• Given request:
Pull out every line below containing the word "Banda".

• Supplied records:
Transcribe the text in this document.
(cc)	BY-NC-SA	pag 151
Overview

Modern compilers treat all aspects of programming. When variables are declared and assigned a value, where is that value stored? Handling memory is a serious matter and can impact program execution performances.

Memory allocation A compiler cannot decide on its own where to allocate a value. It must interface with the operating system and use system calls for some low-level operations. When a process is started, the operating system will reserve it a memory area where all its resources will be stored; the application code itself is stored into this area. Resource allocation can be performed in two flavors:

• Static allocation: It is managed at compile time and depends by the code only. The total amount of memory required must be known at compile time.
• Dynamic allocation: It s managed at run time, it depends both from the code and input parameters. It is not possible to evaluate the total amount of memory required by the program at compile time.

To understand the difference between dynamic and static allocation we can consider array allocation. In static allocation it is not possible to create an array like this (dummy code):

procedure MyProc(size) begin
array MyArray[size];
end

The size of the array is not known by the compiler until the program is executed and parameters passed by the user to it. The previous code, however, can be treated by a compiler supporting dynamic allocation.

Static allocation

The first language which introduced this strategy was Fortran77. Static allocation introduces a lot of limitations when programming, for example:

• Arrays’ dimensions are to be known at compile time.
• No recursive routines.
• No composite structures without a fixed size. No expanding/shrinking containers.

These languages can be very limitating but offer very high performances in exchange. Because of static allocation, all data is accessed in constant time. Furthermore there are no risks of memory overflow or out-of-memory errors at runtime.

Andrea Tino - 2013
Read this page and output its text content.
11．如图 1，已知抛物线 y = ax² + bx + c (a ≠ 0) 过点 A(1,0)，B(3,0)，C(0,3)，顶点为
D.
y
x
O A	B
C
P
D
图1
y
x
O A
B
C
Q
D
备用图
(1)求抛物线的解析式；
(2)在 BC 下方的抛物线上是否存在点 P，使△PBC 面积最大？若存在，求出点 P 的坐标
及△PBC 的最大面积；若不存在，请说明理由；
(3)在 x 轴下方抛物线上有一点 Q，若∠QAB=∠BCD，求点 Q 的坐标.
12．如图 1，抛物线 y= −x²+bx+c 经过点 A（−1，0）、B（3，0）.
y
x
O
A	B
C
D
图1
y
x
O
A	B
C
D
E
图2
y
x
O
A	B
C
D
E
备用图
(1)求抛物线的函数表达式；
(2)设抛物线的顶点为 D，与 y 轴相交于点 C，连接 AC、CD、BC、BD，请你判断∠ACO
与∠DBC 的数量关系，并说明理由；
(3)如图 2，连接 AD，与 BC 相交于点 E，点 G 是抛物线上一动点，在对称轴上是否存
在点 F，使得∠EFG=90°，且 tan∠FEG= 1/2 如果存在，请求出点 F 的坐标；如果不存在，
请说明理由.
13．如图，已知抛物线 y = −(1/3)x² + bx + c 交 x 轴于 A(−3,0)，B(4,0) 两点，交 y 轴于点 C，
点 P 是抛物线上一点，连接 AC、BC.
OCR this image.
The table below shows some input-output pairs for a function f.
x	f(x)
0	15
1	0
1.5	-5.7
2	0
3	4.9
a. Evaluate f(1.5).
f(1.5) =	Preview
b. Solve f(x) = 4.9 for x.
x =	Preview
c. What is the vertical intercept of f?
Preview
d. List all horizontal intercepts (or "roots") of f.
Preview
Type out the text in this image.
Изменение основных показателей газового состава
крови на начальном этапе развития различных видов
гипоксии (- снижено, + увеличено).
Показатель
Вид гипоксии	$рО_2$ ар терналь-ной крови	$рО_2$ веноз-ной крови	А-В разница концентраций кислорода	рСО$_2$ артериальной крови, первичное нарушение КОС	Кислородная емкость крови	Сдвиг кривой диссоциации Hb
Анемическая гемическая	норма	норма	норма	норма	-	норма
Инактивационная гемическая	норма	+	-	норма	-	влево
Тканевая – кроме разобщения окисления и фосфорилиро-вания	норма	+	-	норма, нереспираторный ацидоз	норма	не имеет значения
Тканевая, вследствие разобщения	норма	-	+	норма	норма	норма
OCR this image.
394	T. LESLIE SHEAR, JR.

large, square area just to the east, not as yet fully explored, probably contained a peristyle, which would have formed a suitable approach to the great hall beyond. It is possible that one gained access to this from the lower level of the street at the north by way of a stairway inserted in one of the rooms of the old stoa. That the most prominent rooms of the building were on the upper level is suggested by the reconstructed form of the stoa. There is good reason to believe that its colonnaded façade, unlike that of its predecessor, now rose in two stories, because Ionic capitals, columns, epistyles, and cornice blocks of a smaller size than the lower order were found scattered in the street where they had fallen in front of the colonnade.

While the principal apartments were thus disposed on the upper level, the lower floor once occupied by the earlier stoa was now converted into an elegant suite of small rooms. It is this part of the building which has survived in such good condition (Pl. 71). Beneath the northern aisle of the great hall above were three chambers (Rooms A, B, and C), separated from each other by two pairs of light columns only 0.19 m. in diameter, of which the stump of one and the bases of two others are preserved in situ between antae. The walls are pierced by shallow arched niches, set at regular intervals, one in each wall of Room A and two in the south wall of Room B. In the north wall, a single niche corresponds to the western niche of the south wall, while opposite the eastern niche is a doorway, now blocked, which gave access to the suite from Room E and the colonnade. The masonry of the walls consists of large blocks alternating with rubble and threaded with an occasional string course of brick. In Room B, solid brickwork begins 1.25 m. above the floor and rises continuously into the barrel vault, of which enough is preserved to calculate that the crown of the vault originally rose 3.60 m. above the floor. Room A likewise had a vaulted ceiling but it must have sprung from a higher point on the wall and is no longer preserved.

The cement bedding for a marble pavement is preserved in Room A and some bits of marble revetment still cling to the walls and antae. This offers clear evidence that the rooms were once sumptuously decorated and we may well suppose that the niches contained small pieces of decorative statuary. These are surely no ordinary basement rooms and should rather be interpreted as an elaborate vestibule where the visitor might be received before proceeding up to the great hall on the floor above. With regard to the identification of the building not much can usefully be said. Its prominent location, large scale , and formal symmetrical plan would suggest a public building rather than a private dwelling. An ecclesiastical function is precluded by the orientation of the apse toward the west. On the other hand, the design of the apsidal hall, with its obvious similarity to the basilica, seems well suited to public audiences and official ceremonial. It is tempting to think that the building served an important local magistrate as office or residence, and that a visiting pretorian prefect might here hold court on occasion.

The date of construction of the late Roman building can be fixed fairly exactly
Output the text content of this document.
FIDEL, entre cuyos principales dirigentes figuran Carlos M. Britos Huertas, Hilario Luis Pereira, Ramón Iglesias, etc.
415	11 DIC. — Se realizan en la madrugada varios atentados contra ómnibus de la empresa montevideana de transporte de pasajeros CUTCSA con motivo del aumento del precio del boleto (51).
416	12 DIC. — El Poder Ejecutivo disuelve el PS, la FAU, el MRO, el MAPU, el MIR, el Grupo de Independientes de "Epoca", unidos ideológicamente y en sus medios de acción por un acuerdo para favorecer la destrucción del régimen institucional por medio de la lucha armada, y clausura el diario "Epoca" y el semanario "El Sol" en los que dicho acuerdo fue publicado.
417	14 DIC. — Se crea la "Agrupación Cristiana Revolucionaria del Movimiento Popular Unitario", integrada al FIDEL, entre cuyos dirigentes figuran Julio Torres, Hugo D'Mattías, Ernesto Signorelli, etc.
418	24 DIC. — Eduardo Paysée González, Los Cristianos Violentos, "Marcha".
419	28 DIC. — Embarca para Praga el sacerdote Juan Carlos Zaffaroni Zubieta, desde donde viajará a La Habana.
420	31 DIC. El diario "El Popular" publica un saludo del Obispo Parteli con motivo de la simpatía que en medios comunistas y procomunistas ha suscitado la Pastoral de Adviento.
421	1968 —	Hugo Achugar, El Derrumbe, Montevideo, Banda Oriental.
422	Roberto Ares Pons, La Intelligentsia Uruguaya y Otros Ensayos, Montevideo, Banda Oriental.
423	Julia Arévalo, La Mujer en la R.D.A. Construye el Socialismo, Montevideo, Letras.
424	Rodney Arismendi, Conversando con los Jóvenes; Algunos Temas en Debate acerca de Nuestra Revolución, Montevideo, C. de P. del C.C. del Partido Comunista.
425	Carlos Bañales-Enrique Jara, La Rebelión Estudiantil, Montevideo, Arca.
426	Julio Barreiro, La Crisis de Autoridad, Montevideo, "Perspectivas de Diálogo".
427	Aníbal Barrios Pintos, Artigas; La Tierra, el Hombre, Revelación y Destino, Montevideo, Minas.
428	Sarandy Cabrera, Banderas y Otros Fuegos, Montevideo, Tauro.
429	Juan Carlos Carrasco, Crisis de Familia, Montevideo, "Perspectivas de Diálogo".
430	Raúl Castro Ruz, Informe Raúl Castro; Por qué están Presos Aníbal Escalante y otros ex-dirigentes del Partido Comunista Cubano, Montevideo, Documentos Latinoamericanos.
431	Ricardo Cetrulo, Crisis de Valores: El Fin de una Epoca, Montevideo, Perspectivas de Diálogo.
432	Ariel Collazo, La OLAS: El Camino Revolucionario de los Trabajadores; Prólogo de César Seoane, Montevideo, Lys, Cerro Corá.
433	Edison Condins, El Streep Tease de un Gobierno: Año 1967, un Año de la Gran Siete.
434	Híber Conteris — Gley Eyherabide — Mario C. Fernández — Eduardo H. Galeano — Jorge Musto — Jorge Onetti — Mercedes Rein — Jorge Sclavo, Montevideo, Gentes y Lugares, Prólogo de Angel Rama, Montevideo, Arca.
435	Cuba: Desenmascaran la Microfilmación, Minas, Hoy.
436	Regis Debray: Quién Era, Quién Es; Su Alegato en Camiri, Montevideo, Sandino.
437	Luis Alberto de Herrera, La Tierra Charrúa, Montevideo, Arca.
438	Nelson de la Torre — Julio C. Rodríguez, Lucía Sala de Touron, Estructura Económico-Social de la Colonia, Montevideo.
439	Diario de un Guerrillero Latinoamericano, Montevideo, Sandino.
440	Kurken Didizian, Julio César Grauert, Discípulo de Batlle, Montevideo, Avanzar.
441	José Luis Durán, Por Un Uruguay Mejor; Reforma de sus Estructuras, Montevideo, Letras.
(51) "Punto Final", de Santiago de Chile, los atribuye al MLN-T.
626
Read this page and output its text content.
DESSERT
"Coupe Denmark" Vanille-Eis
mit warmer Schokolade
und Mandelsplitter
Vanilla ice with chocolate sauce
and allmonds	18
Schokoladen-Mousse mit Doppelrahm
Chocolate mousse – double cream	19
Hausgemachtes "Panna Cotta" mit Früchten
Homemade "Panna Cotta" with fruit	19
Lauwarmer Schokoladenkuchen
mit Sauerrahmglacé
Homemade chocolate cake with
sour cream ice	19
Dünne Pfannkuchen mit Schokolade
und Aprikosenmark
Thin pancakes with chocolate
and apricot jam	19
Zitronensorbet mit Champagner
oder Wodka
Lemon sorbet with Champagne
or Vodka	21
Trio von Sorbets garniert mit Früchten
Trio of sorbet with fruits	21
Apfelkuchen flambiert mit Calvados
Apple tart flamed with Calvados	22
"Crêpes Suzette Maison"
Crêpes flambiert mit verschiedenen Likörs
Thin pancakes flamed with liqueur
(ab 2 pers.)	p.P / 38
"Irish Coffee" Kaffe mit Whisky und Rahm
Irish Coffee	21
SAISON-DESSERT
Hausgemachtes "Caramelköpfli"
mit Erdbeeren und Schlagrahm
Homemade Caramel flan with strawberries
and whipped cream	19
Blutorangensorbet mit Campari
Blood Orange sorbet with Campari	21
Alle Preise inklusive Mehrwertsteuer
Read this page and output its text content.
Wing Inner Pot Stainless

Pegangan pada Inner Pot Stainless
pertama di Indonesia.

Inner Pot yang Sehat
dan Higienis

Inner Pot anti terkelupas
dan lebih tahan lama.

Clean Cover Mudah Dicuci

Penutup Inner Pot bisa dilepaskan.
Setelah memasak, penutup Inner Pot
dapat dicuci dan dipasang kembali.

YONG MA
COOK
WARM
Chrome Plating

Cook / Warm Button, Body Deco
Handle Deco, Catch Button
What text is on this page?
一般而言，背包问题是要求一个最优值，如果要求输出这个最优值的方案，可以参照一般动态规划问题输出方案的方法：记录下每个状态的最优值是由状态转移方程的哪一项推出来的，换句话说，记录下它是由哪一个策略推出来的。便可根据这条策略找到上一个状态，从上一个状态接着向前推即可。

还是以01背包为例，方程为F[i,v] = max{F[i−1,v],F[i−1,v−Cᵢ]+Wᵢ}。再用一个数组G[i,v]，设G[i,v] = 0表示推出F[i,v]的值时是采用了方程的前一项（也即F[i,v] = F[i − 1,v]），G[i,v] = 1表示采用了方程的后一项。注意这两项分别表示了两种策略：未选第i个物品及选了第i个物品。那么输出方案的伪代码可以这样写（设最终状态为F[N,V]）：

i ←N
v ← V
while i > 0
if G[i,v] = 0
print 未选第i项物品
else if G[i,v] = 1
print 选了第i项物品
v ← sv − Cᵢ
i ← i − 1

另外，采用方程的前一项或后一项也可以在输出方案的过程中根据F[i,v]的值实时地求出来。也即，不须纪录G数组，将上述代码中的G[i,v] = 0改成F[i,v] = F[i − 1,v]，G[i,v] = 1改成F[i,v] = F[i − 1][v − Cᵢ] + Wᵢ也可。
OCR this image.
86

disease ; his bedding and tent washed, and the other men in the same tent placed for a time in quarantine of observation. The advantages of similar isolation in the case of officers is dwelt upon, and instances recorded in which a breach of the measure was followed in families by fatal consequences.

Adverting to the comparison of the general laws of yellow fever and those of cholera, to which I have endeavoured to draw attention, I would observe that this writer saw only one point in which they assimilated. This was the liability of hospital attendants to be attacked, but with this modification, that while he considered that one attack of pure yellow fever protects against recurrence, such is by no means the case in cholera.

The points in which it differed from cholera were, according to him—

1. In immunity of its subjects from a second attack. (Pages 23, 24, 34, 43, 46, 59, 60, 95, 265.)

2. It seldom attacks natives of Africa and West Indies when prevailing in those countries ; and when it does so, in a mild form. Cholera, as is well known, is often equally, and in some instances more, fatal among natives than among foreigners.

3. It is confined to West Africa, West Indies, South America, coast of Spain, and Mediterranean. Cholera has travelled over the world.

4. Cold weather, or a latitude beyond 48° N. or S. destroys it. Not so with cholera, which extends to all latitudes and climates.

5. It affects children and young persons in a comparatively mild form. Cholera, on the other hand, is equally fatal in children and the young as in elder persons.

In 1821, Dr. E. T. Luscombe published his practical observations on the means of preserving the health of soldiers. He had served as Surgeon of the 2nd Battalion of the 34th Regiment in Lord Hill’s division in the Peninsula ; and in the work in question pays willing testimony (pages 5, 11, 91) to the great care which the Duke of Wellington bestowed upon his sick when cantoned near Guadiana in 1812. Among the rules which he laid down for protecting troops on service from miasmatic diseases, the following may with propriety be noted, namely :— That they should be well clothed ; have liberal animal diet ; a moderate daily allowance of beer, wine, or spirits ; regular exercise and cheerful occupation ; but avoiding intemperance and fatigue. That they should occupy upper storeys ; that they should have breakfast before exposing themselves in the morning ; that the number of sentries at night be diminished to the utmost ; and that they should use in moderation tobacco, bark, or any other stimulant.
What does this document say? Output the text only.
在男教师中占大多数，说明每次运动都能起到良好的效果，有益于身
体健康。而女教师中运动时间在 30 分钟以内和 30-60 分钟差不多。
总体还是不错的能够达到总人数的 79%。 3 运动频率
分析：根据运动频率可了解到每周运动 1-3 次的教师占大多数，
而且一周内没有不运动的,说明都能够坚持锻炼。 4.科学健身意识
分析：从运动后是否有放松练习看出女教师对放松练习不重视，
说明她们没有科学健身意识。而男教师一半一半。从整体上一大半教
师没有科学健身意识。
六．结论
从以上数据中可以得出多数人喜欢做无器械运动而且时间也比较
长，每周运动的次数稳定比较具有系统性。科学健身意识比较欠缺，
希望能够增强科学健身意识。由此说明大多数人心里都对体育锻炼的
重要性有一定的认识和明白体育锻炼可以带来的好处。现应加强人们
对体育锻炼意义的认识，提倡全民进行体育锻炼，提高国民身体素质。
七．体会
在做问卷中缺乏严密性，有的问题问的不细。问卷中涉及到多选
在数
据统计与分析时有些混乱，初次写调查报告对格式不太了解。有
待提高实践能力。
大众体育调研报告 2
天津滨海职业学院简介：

• Output of the exercise:
421	1968 —	Hugo Achugar, El Derrumbe, Montevideo, Banda Oriental.
422	Roberto Ares Pons, La Intelligentsia Uruguaya y Otros Ensayos, Montevideo, Banda Oriental.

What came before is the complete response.